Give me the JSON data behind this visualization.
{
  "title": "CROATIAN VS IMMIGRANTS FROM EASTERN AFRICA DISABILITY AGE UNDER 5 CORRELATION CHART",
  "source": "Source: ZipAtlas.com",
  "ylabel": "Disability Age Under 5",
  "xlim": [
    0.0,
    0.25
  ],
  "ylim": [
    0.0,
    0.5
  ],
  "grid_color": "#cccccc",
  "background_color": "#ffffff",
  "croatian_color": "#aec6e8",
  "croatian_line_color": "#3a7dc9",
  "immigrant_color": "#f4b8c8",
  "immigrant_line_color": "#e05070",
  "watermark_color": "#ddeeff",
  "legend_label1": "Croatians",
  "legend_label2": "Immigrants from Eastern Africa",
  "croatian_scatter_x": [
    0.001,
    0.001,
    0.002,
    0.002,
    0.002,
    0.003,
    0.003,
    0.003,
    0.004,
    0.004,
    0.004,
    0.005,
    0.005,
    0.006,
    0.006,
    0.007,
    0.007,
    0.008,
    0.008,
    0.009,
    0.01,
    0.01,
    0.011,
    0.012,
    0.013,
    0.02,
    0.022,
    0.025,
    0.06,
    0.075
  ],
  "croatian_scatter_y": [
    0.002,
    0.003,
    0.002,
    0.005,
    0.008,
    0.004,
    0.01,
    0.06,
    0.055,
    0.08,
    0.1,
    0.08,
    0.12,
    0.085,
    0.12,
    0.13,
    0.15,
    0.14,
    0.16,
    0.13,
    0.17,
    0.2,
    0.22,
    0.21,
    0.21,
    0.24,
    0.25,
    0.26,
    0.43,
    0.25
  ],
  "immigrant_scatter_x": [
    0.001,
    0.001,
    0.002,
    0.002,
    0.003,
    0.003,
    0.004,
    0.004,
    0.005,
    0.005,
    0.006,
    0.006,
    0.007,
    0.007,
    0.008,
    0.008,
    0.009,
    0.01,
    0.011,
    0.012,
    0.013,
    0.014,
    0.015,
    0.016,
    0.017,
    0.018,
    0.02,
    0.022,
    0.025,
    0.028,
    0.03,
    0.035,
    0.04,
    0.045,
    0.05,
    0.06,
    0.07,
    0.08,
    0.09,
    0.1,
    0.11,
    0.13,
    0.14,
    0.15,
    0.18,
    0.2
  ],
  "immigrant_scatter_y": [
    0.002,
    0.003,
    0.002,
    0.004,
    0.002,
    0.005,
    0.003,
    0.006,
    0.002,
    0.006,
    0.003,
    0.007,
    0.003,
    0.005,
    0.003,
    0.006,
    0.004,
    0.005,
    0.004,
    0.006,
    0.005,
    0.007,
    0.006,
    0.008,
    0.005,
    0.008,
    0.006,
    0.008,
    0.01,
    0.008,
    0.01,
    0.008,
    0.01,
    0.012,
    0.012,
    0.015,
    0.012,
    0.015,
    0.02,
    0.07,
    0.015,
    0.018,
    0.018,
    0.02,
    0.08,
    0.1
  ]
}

---*---

> [Task details]:
Copy out the full material exactly as it appears.

> [Answer to the exercise]:
Give me the JSON data behind this visualization.
{
  "title": "CROATIAN VS IMMIGRANTS FROM EASTERN AFRICA DISABILITY AGE UNDER 5 CORRELATION CHART",
  "source": "Source: ZipAtlas.com",
  "ylabel": "Disability Age Under 5",
  "xlim": [
    0.0,
    0.25
  ],
  "ylim": [
    0.0,
    0.5
  ],
  "grid_color": "#cccccc",
  "background_color": "#ffffff",
  "croatian_color": "#aec6e8",
  "croatian_line_color": "#3a7dc9",
  "immigrant_color": "#f4b8c8",
  "immigrant_line_color": "#e05070",
  "watermark_color": "#ddeeff",
  "legend_label1": "Croatians",
  "legend_label2": "Immigrants from Eastern Africa",
  "croatian_scatter_x": [
    0.001,
    0.001,
    0.002,
    0.002,
    0.002,
    0.003,
    0.003,
    0.003,
    0.004,
    0.004,
    0.004,
    0.005,
    0.005,
    0.006,
    0.006,
    0.007,
    0.007,
    0.008,
    0.008,
    0.009,
    0.01,
    0.01,
    0.011,
    0.012,
    0.013,
    0.02,
    0.022,
    0.025,
    0.06,
    0.075
  ],
  "croatian_scatter_y": [
    0.002,
    0.003,
    0.002,
    0.005,
    0.008,
    0.004,
    0.01,
    0.06,
    0.055,
    0.08,
    0.1,
    0.08,
    0.12,
    0.085,
    0.12,
    0.13,
    0.15,
    0.14,
    0.16,
    0.13,
    0.17,
    0.2,
    0.22,
    0.21,
    0.21,
    0.24,
    0.25,
    0.26,
    0.43,
    0.25
  ],
  "immigrant_scatter_x": [
    0.001,
    0.001,
    0.002,
    0.002,
    0.003,
    0.003,
    0.004,
    0.004,
    0.005,
    0.005,
    0.006,
    0.006,
    0.007,
    0.007,
    0.008,
    0.008,
    0.009,
    0.01,
    0.011,
    0.012,
    0.013,
    0.014,
    0.015,
    0.016,
    0.017,
    0.018,
    0.02,
    0.022,
    0.025,
    0.028,
    0.03,
    0.035,
    0.04,
    0.045,
    0.05,
    0.06,
    0.07,
    0.08,
    0.09,
    0.1,
    0.11,
    0.13,
    0.14,
    0.15,
    0.18,
    0.2
  ],
  "immigrant_scatter_y": [
    0.002,
    0.003,
    0.002,
    0.004,
    0.002,
    0.005,
    0.003,
    0.006,
    0.002,
    0.006,
    0.003,
    0.007,
    0.003,
    0.005,
    0.003,
    0.006,
    0.004,
    0.005,
    0.004,
    0.006,
    0.005,
    0.007,
    0.006,
    0.008,
    0.005,
    0.008,
    0.006,
    0.008,
    0.01,
    0.008,
    0.01,
    0.008,
    0.01,
    0.012,
    0.012,
    0.015,
    0.012,
    0.015,
    0.02,
    0.07,
    0.015,
    0.018,
    0.018,
    0.02,
    0.08,
    0.1
  ]
}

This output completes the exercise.